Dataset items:
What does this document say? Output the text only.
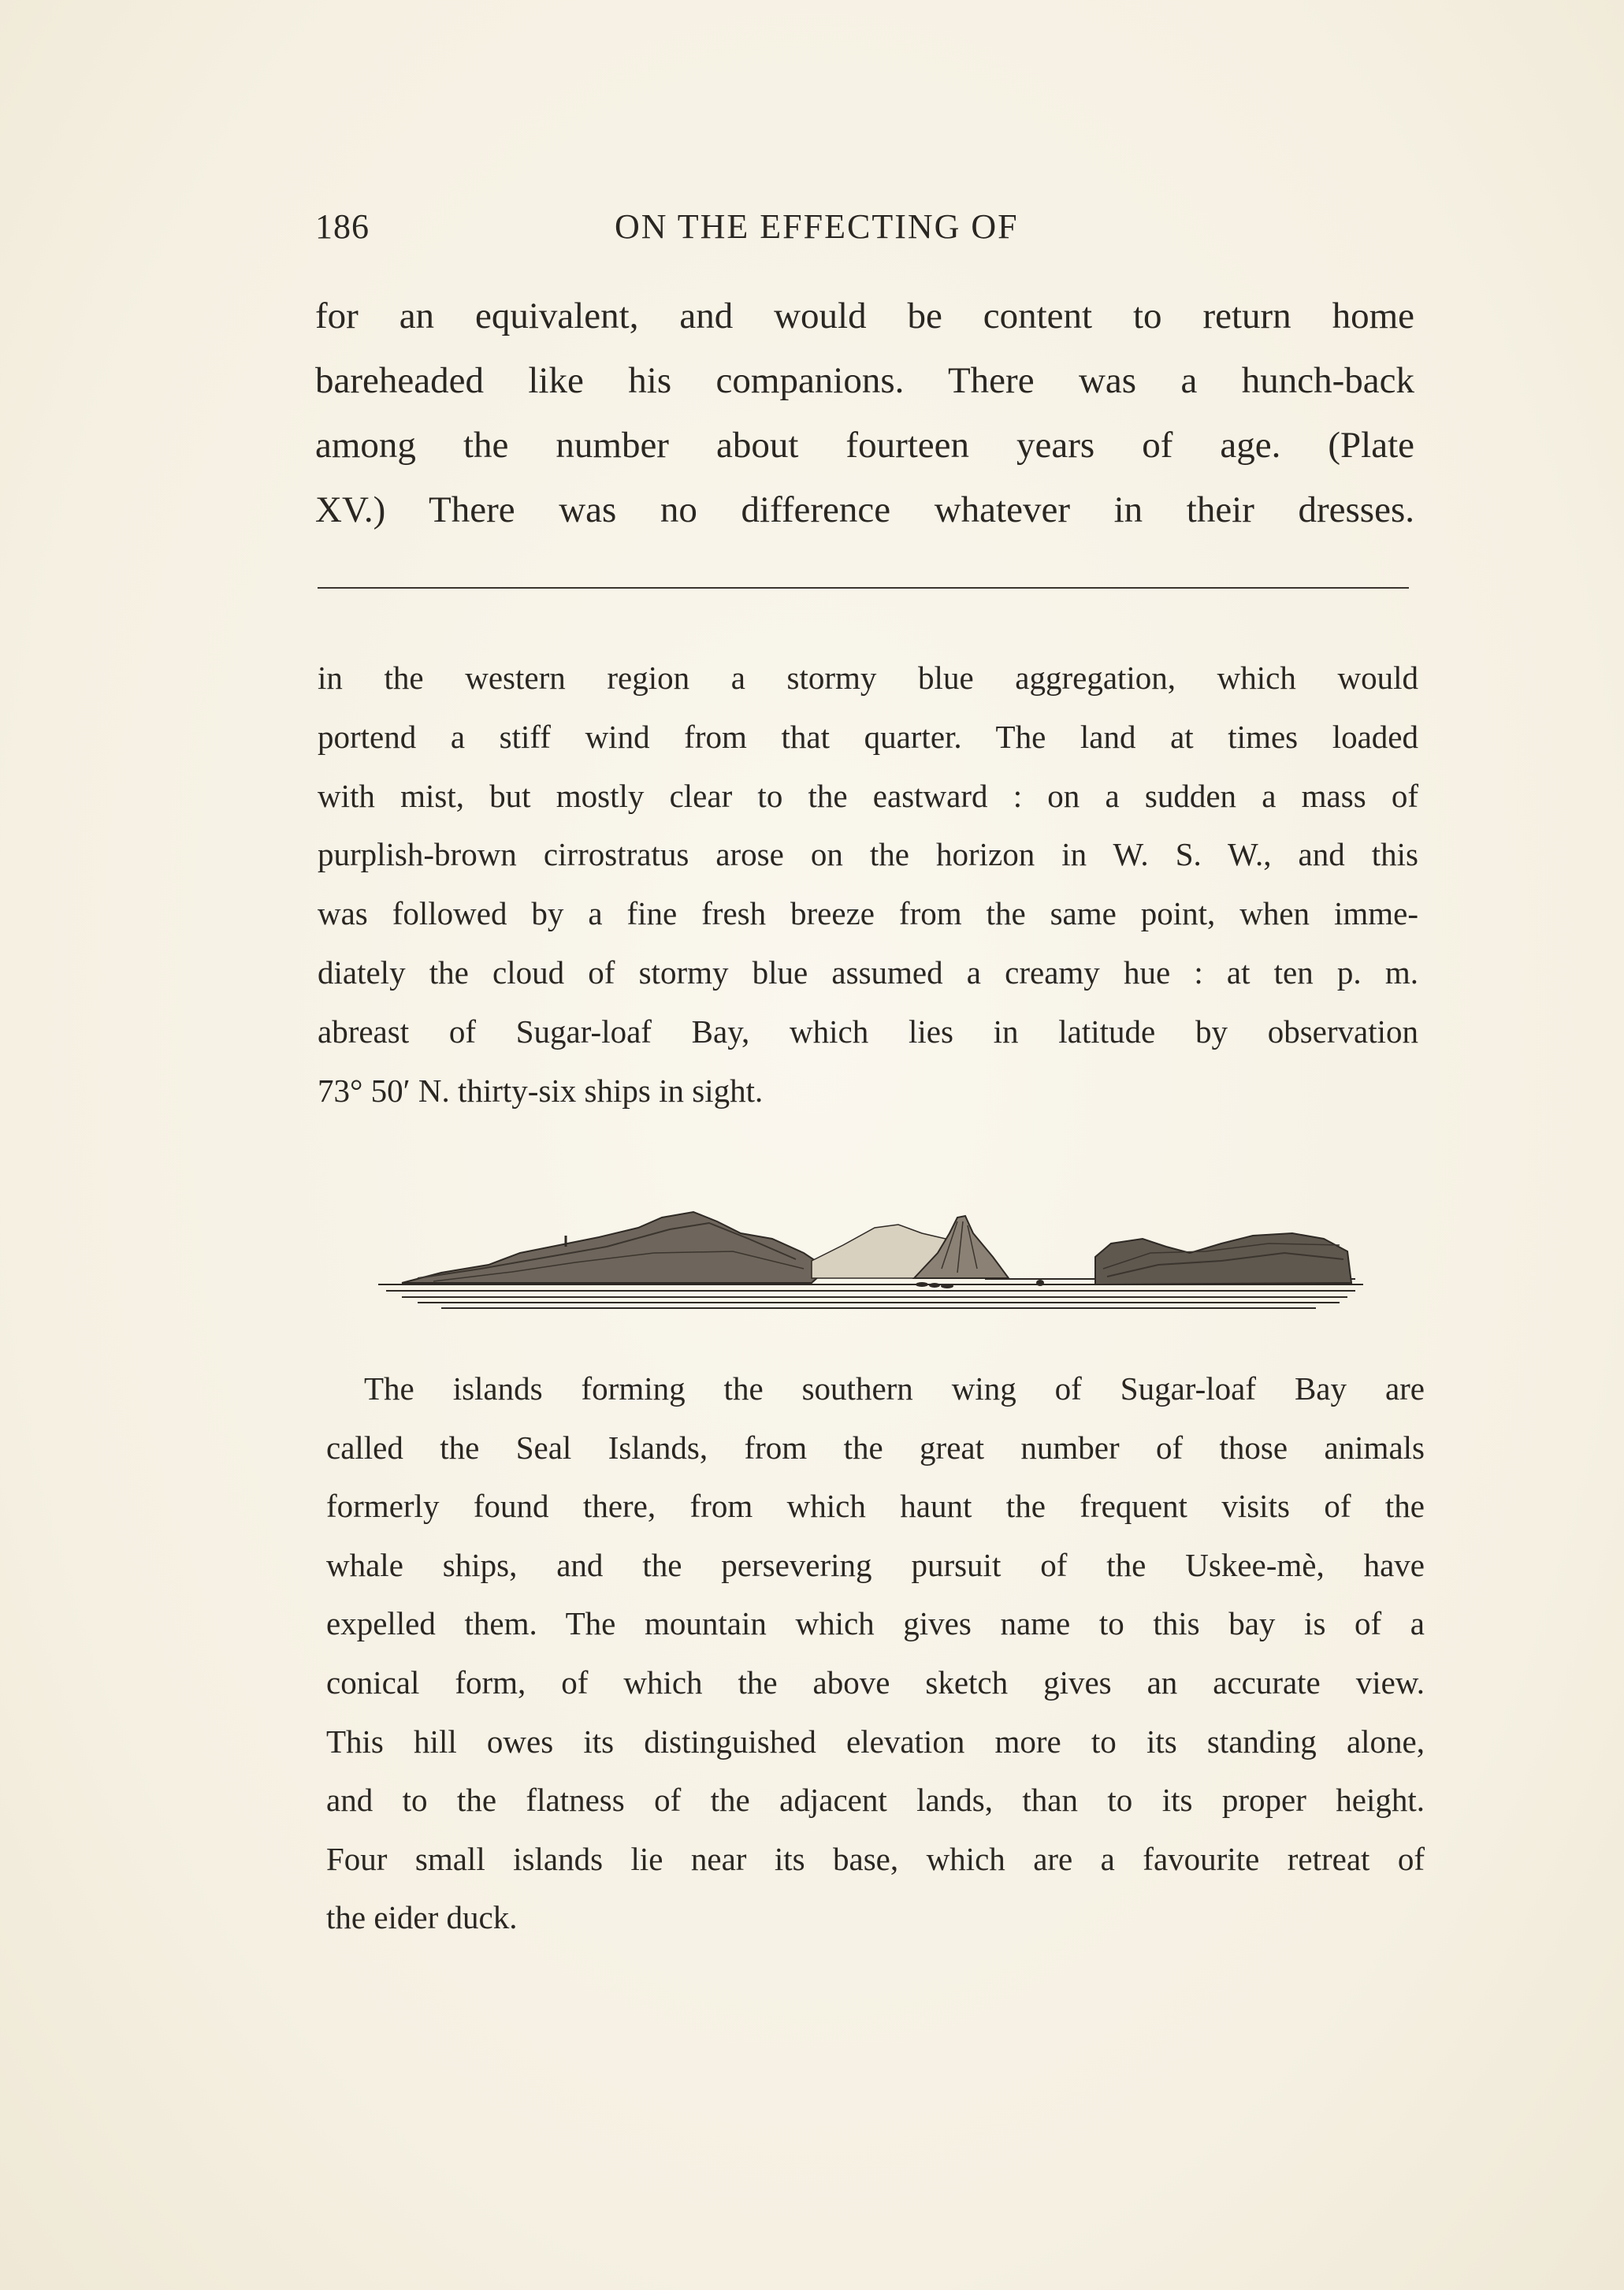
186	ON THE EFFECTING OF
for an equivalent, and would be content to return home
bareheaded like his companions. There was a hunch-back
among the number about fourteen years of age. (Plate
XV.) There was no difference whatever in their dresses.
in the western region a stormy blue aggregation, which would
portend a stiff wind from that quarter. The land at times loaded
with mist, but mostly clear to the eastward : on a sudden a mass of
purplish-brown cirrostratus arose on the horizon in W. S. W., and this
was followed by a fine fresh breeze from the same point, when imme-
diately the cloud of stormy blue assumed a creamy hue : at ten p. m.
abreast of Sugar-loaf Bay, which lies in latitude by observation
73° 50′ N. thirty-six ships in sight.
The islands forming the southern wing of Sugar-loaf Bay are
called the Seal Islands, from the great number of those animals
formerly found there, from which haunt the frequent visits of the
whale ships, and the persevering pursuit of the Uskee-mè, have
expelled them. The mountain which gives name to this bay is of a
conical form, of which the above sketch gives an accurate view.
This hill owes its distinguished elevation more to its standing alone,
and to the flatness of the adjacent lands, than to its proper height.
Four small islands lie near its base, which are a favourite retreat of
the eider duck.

_Objective_:
Transcribe all of the entries word for word, but skip any pictures they contain.

_The solution_:
What does this document say? Output the text only.
186	ON THE EFFECTING OF
for an equivalent, and would be content to return home
bareheaded like his companions. There was a hunch-back
among the number about fourteen years of age. (Plate
XV.) There was no difference whatever in their dresses.
in the western region a stormy blue aggregation, which would
portend a stiff wind from that quarter. The land at times loaded
with mist, but mostly clear to the eastward : on a sudden a mass of
purplish-brown cirrostratus arose on the horizon in W. S. W., and this
was followed by a fine fresh breeze from the same point, when imme-
diately the cloud of stormy blue assumed a creamy hue : at ten p. m.
abreast of Sugar-loaf Bay, which lies in latitude by observation
73° 50′ N. thirty-six ships in sight.
The islands forming the southern wing of Sugar-loaf Bay are
called the Seal Islands, from the great number of those animals
formerly found there, from which haunt the frequent visits of the
whale ships, and the persevering pursuit of the Uskee-mè, have
expelled them. The mountain which gives name to this bay is of a
conical form, of which the above sketch gives an accurate view.
This hill owes its distinguished elevation more to its standing alone,
and to the flatness of the adjacent lands, than to its proper height.
Four small islands lie near its base, which are a favourite retreat of
the eider duck.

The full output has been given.